- **GIVEN INSTRUCTION**:
Look through the material and copy each line holding "argv".
########
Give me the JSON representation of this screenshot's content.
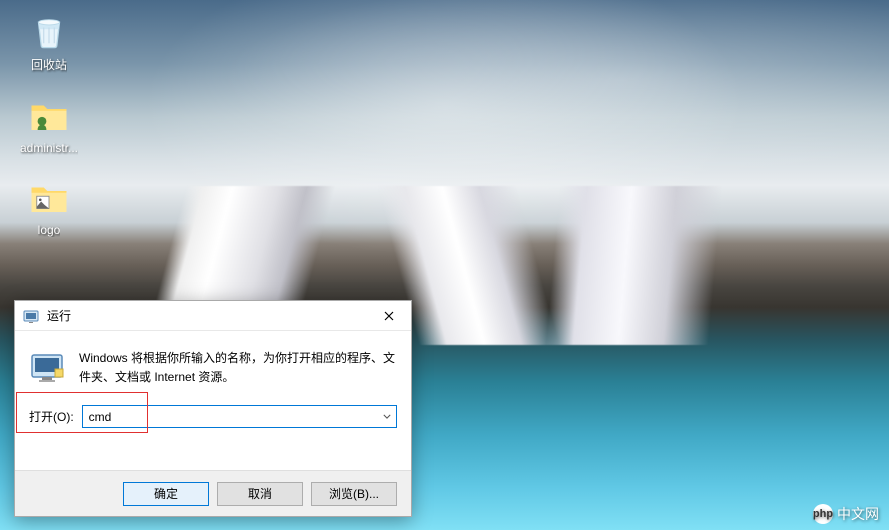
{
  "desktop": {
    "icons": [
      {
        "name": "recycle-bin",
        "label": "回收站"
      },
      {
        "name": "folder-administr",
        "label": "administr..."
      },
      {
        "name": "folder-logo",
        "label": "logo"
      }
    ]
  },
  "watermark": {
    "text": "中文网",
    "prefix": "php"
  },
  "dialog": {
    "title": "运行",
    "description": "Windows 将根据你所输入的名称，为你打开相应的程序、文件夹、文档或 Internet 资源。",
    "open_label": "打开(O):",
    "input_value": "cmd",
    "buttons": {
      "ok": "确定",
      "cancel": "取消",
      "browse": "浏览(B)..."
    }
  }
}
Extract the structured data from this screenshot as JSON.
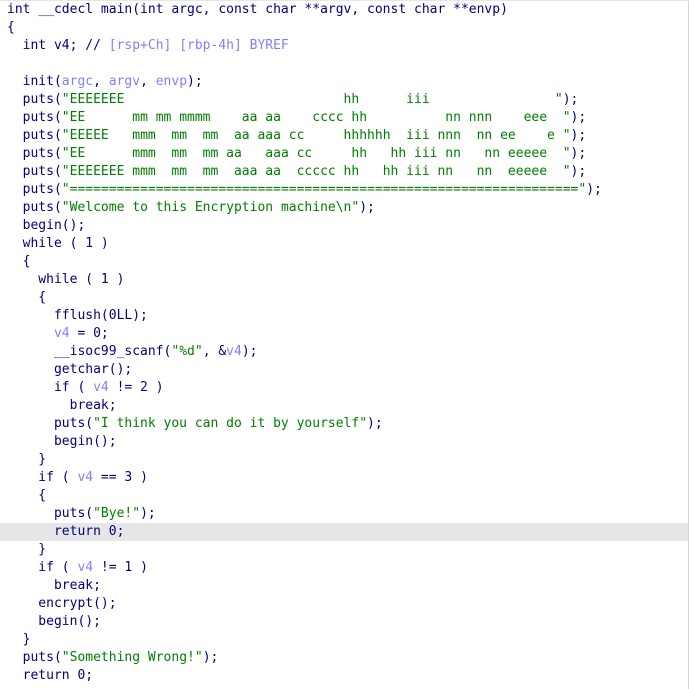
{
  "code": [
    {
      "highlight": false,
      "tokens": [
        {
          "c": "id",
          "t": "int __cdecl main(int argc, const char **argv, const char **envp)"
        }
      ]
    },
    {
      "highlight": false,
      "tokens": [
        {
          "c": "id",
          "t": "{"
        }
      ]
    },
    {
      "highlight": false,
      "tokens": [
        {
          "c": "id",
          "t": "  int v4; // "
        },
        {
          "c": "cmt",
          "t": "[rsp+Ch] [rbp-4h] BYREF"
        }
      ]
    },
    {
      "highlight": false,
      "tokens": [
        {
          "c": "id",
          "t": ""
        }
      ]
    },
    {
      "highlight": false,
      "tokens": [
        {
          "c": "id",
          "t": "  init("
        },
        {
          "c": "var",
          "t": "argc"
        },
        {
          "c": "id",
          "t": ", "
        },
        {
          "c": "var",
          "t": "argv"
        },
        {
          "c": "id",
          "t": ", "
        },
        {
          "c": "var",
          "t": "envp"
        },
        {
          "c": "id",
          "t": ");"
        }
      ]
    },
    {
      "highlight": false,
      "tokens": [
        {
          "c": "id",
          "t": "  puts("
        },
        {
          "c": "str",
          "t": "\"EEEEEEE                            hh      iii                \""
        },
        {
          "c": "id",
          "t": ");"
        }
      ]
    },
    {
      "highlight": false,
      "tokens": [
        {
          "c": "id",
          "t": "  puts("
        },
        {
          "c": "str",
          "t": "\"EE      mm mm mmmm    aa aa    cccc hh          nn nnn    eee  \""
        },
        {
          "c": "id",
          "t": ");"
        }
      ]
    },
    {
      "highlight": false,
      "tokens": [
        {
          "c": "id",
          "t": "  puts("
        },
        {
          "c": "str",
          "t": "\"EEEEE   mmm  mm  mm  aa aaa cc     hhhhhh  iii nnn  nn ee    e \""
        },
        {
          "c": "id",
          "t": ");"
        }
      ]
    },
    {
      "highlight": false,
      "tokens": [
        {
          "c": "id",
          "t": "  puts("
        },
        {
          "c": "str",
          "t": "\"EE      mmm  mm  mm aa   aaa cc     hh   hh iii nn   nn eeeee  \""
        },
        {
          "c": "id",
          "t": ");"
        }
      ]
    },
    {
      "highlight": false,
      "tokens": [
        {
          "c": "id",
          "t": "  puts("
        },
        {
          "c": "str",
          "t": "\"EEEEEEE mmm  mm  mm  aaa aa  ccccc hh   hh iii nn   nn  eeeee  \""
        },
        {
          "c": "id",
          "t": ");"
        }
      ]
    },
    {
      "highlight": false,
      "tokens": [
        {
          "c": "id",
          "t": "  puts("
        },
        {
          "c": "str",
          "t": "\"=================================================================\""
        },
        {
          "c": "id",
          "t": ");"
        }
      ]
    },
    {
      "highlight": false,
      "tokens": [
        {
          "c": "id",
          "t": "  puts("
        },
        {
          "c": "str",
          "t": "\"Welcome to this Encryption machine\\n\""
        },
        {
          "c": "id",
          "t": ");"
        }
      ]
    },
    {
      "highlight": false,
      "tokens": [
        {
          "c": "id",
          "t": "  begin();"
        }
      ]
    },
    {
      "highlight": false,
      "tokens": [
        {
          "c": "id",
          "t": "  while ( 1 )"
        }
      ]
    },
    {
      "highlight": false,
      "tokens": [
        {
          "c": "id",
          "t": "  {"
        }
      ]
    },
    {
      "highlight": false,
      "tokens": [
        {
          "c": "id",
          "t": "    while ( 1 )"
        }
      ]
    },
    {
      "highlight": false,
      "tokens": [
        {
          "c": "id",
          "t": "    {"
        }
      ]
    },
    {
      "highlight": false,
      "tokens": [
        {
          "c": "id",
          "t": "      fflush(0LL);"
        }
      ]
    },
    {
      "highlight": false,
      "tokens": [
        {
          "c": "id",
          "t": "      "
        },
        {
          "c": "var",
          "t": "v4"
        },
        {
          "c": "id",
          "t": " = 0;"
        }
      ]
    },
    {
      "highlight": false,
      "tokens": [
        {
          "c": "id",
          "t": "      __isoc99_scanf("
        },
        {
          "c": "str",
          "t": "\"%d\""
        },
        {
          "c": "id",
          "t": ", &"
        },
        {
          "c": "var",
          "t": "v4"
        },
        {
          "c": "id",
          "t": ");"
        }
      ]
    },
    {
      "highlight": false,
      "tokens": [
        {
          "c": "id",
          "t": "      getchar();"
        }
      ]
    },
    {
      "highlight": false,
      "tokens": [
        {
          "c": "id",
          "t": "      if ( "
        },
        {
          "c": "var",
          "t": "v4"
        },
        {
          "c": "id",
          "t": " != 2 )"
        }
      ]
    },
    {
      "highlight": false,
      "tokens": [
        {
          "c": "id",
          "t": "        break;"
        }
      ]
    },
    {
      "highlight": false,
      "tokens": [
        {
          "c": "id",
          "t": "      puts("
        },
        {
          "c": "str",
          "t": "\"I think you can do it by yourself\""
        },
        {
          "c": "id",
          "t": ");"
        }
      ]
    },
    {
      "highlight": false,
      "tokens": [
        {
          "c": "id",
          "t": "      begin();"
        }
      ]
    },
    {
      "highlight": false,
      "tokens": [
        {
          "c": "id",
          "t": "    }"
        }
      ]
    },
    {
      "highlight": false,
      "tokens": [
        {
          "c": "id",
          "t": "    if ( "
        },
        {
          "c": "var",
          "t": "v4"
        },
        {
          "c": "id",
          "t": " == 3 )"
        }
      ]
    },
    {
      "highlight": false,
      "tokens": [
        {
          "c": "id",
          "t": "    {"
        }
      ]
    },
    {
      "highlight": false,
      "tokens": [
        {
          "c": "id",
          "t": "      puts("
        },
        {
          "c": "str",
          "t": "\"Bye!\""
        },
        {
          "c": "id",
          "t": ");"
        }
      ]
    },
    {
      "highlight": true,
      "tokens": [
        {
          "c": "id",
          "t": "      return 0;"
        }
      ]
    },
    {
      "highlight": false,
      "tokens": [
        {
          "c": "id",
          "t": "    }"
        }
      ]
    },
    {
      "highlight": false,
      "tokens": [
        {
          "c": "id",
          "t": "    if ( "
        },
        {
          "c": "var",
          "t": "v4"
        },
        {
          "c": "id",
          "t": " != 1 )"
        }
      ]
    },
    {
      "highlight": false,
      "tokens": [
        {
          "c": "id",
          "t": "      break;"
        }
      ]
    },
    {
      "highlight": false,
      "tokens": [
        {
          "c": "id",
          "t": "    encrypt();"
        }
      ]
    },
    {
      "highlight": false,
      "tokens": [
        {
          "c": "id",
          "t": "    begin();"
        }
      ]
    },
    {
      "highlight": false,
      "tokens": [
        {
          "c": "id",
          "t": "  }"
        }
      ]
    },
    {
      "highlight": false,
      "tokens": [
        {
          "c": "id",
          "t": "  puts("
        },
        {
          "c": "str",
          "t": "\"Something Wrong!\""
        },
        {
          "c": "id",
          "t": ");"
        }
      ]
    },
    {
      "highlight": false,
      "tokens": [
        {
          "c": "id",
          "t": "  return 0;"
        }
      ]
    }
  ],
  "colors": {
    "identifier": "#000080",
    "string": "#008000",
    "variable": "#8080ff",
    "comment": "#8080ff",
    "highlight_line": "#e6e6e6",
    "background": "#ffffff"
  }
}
########
- **EXERCISE RESPONSE**:
          "t": "int __cdecl main(int argc, const char **argv, const char **envp)"
          "t": "argv"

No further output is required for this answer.